[Annotated listings of elements]
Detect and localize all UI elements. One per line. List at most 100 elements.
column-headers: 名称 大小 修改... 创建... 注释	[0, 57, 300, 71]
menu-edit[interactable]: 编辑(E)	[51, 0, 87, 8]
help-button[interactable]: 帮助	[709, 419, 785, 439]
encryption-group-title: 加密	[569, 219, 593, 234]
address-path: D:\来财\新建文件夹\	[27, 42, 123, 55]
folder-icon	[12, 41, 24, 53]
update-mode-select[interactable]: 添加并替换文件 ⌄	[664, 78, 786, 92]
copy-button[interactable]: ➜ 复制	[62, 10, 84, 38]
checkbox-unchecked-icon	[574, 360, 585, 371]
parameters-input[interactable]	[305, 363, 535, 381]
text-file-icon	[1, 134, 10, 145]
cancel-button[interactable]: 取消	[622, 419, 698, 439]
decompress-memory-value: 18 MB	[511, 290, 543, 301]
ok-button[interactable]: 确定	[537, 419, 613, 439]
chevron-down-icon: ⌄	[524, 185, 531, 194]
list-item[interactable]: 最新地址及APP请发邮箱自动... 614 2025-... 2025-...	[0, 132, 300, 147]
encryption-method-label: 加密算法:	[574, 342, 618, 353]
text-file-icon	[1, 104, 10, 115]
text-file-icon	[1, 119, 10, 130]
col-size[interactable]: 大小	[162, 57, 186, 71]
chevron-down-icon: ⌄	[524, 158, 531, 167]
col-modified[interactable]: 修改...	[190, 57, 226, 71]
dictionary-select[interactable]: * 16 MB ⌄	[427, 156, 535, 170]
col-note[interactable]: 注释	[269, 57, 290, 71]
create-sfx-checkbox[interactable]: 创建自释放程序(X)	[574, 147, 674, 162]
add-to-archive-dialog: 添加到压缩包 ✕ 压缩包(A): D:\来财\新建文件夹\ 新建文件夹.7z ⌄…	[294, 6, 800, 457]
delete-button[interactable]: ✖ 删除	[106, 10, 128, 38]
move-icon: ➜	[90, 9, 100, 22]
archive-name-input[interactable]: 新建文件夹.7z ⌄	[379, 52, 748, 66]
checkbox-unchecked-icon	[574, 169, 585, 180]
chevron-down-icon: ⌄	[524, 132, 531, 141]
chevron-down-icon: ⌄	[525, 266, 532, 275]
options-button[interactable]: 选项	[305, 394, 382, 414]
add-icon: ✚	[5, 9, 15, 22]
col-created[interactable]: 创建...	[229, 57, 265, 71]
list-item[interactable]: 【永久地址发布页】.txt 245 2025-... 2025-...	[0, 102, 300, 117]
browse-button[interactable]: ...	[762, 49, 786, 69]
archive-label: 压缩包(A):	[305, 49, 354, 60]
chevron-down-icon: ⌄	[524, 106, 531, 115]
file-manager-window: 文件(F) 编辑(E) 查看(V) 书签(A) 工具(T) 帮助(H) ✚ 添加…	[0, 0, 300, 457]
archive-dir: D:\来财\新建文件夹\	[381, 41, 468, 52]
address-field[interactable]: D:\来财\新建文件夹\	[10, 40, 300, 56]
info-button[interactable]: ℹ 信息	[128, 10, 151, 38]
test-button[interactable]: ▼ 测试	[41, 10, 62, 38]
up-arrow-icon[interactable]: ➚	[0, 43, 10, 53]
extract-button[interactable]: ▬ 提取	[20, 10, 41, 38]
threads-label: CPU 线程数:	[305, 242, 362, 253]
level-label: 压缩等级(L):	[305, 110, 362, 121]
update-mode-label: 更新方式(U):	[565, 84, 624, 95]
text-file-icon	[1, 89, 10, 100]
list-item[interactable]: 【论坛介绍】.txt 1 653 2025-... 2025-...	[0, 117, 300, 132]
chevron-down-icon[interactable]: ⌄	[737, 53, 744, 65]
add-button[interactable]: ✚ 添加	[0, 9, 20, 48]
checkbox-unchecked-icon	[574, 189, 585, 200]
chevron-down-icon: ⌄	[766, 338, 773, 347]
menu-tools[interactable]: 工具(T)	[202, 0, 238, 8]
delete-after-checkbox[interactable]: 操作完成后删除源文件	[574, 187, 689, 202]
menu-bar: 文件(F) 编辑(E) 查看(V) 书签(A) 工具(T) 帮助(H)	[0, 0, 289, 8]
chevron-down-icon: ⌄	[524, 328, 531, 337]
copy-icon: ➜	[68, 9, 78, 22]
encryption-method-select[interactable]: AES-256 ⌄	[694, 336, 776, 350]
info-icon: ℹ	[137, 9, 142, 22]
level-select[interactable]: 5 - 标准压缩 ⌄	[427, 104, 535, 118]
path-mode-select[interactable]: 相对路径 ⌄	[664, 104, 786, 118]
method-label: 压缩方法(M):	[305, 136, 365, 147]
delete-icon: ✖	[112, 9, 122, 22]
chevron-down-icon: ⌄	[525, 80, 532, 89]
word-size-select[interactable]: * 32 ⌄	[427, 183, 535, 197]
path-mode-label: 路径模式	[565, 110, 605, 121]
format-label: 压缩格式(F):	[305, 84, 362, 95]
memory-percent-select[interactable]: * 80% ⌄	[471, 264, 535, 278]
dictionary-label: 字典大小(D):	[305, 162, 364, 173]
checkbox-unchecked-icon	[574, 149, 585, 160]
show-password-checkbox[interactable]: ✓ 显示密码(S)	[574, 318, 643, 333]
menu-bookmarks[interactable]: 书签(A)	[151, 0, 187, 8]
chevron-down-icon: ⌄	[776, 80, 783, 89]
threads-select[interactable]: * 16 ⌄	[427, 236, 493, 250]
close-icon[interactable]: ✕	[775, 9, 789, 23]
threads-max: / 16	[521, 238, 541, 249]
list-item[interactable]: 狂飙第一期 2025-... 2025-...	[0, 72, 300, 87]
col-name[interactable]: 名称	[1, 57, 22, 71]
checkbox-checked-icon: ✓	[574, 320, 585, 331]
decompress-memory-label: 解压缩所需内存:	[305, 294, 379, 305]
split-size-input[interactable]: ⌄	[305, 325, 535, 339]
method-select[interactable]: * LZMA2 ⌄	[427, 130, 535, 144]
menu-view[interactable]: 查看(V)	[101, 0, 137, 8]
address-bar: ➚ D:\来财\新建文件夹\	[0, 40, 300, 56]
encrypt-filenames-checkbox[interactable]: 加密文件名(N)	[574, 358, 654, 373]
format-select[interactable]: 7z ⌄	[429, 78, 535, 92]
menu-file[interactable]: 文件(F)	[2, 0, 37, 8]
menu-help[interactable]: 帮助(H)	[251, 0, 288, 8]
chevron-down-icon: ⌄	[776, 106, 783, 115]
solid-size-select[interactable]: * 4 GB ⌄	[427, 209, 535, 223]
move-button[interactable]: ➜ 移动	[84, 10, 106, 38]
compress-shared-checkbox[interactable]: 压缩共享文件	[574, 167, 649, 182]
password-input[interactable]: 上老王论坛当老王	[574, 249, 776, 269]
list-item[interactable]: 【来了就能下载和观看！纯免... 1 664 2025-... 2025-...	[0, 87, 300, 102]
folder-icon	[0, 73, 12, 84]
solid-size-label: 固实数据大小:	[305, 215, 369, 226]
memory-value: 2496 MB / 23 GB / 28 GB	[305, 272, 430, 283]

_WHAT IS ASKED_
Recast every line of the items above as a numbered list, leaving out any blank lines.

_OUTPUT FOR THIS TASK_
1. Detect and localize all UI elements. One per line. List at most 100 elements.
2. column-headers: 名称 大小 修改... 创建... 注释	[0, 57, 300, 71]
3. menu-edit[interactable]: 编辑(E)	[51, 0, 87, 8]
4. help-button[interactable]: 帮助	[709, 419, 785, 439]
5. encryption-group-title: 加密	[569, 219, 593, 234]
6. address-path: D:\来财\新建文件夹\	[27, 42, 123, 55]
7. folder-icon	[12, 41, 24, 53]
8. update-mode-select[interactable]: 添加并替换文件 ⌄	[664, 78, 786, 92]
9. copy-button[interactable]: ➜ 复制	[62, 10, 84, 38]
10. checkbox-unchecked-icon	[574, 360, 585, 371]
11. parameters-input[interactable]	[305, 363, 535, 381]
12. text-file-icon	[1, 134, 10, 145]
13. cancel-button[interactable]: 取消	[622, 419, 698, 439]
14. decompress-memory-value: 18 MB	[511, 290, 543, 301]
15. ok-button[interactable]: 确定	[537, 419, 613, 439]
16. chevron-down-icon: ⌄	[524, 185, 531, 194]
17. list-item[interactable]: 最新地址及APP请发邮箱自动... 614 2025-... 2025-...	[0, 132, 300, 147]
18. encryption-method-label: 加密算法:	[574, 342, 618, 353]
19. text-file-icon	[1, 104, 10, 115]
20. text-file-icon	[1, 119, 10, 130]
21. col-size[interactable]: 大小	[162, 57, 186, 71]
22. chevron-down-icon: ⌄	[524, 158, 531, 167]
23. col-modified[interactable]: 修改...	[190, 57, 226, 71]
24. dictionary-select[interactable]: * 16 MB ⌄	[427, 156, 535, 170]
25. col-note[interactable]: 注释	[269, 57, 290, 71]
26. create-sfx-checkbox[interactable]: 创建自释放程序(X)	[574, 147, 674, 162]
27. add-to-archive-dialog: 添加到压缩包 ✕ 压缩包(A): D:\来财\新建文件夹\ 新建文件夹.7z ⌄…	[294, 6, 800, 457]
28. delete-button[interactable]: ✖ 删除	[106, 10, 128, 38]
29. move-icon: ➜	[90, 9, 100, 22]
30. archive-name-input[interactable]: 新建文件夹.7z ⌄	[379, 52, 748, 66]
31. checkbox-unchecked-icon	[574, 169, 585, 180]
32. chevron-down-icon: ⌄	[524, 132, 531, 141]
33. chevron-down-icon: ⌄	[525, 266, 532, 275]
34. options-button[interactable]: 选项	[305, 394, 382, 414]
35. add-icon: ✚	[5, 9, 15, 22]
36. col-created[interactable]: 创建...	[229, 57, 265, 71]
37. list-item[interactable]: 【永久地址发布页】.txt 245 2025-... 2025-...	[0, 102, 300, 117]
38. browse-button[interactable]: ...	[762, 49, 786, 69]
39. archive-label: 压缩包(A):	[305, 49, 354, 60]
40. chevron-down-icon: ⌄	[524, 106, 531, 115]
41. file-manager-window: 文件(F) 编辑(E) 查看(V) 书签(A) 工具(T) 帮助(H) ✚ 添加…	[0, 0, 300, 457]
42. archive-dir: D:\来财\新建文件夹\	[381, 41, 468, 52]
43. address-field[interactable]: D:\来财\新建文件夹\	[10, 40, 300, 56]
44. info-button[interactable]: ℹ 信息	[128, 10, 151, 38]
45. test-button[interactable]: ▼ 测试	[41, 10, 62, 38]
46. up-arrow-icon[interactable]: ➚	[0, 43, 10, 53]
47. extract-button[interactable]: ▬ 提取	[20, 10, 41, 38]
48. threads-label: CPU 线程数:	[305, 242, 362, 253]
49. level-label: 压缩等级(L):	[305, 110, 362, 121]
50. update-mode-label: 更新方式(U):	[565, 84, 624, 95]
51. text-file-icon	[1, 89, 10, 100]
52. list-item[interactable]: 【论坛介绍】.txt 1 653 2025-... 2025-...	[0, 117, 300, 132]
53. chevron-down-icon[interactable]: ⌄	[737, 53, 744, 65]
54. add-button[interactable]: ✚ 添加	[0, 9, 20, 48]
55. checkbox-unchecked-icon	[574, 189, 585, 200]
56. chevron-down-icon: ⌄	[766, 338, 773, 347]
57. menu-tools[interactable]: 工具(T)	[202, 0, 238, 8]
58. delete-after-checkbox[interactable]: 操作完成后删除源文件	[574, 187, 689, 202]
59. menu-bar: 文件(F) 编辑(E) 查看(V) 书签(A) 工具(T) 帮助(H)	[0, 0, 289, 8]
60. chevron-down-icon: ⌄	[524, 328, 531, 337]
61. copy-icon: ➜	[68, 9, 78, 22]
62. encryption-method-select[interactable]: AES-256 ⌄	[694, 336, 776, 350]
63. info-icon: ℹ	[137, 9, 142, 22]
64. level-select[interactable]: 5 - 标准压缩 ⌄	[427, 104, 535, 118]
65. path-mode-select[interactable]: 相对路径 ⌄	[664, 104, 786, 118]
66. method-label: 压缩方法(M):	[305, 136, 365, 147]
67. delete-icon: ✖	[112, 9, 122, 22]
68. chevron-down-icon: ⌄	[525, 80, 532, 89]
69. word-size-select[interactable]: * 32 ⌄	[427, 183, 535, 197]
70. path-mode-label: 路径模式	[565, 110, 605, 121]
71. format-label: 压缩格式(F):	[305, 84, 362, 95]
72. memory-percent-select[interactable]: * 80% ⌄	[471, 264, 535, 278]
73. dictionary-label: 字典大小(D):	[305, 162, 364, 173]
74. checkbox-unchecked-icon	[574, 149, 585, 160]
75. show-password-checkbox[interactable]: ✓ 显示密码(S)	[574, 318, 643, 333]
76. menu-bookmarks[interactable]: 书签(A)	[151, 0, 187, 8]
77. chevron-down-icon: ⌄	[776, 80, 783, 89]
78. threads-select[interactable]: * 16 ⌄	[427, 236, 493, 250]
79. close-icon[interactable]: ✕	[775, 9, 789, 23]
80. threads-max: / 16	[521, 238, 541, 249]
81. list-item[interactable]: 狂飙第一期 2025-... 2025-...	[0, 72, 300, 87]
82. col-name[interactable]: 名称	[1, 57, 22, 71]
83. checkbox-checked-icon: ✓	[574, 320, 585, 331]
84. decompress-memory-label: 解压缩所需内存:	[305, 294, 379, 305]
85. split-size-input[interactable]: ⌄	[305, 325, 535, 339]
86. method-select[interactable]: * LZMA2 ⌄	[427, 130, 535, 144]
87. menu-view[interactable]: 查看(V)	[101, 0, 137, 8]
88. address-bar: ➚ D:\来财\新建文件夹\	[0, 40, 300, 56]
89. encrypt-filenames-checkbox[interactable]: 加密文件名(N)	[574, 358, 654, 373]
90. format-select[interactable]: 7z ⌄	[429, 78, 535, 92]
91. menu-file[interactable]: 文件(F)	[2, 0, 37, 8]
92. menu-help[interactable]: 帮助(H)	[251, 0, 288, 8]
93. chevron-down-icon: ⌄	[776, 106, 783, 115]
94. solid-size-select[interactable]: * 4 GB ⌄	[427, 209, 535, 223]
95. move-button[interactable]: ➜ 移动	[84, 10, 106, 38]
96. compress-shared-checkbox[interactable]: 压缩共享文件	[574, 167, 649, 182]
97. password-input[interactable]: 上老王论坛当老王	[574, 249, 776, 269]
98. list-item[interactable]: 【来了就能下载和观看！纯免... 1 664 2025-... 2025-...	[0, 87, 300, 102]
99. folder-icon	[0, 73, 12, 84]
100. solid-size-label: 固实数据大小:	[305, 215, 369, 226]
101. memory-value: 2496 MB / 23 GB / 28 GB	[305, 272, 430, 283]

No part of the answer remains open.